Problem to solve:
Copy out all the lines in the records that include the word "горнопромышленный".

Records for this task:
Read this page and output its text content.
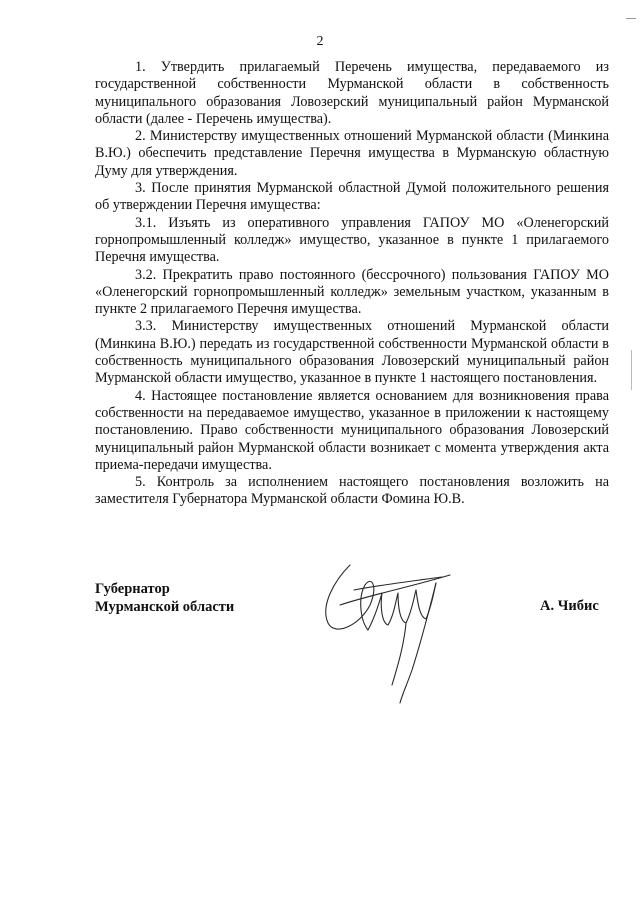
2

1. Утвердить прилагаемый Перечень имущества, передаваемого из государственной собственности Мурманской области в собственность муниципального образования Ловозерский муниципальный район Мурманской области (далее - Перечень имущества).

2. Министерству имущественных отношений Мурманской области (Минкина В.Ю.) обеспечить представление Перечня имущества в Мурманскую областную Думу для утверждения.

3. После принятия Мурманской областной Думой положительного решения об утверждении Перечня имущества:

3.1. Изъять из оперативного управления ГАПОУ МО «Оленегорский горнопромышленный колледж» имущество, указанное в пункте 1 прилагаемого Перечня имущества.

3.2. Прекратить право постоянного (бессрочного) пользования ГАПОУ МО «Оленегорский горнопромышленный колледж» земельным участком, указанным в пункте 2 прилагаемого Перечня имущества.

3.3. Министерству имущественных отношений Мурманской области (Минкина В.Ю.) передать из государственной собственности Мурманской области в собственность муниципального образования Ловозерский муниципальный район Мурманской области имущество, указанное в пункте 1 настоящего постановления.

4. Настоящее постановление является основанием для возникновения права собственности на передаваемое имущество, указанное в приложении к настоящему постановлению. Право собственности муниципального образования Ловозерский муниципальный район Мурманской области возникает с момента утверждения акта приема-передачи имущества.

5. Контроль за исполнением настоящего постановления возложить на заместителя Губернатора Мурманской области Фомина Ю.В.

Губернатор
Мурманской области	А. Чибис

Written answer:
3.1. Изъять из оперативного управления ГАПОУ МО «Оленегорский горнопромышленный колледж» имущество, указанное в пункте 1 прилагаемого Перечня имущества.
3.2. Прекратить право постоянного (бессрочного) пользования ГАПОУ МО «Оленегорский горнопромышленный колледж» земельным участком, указанным в пункте 2 прилагаемого Перечня имущества.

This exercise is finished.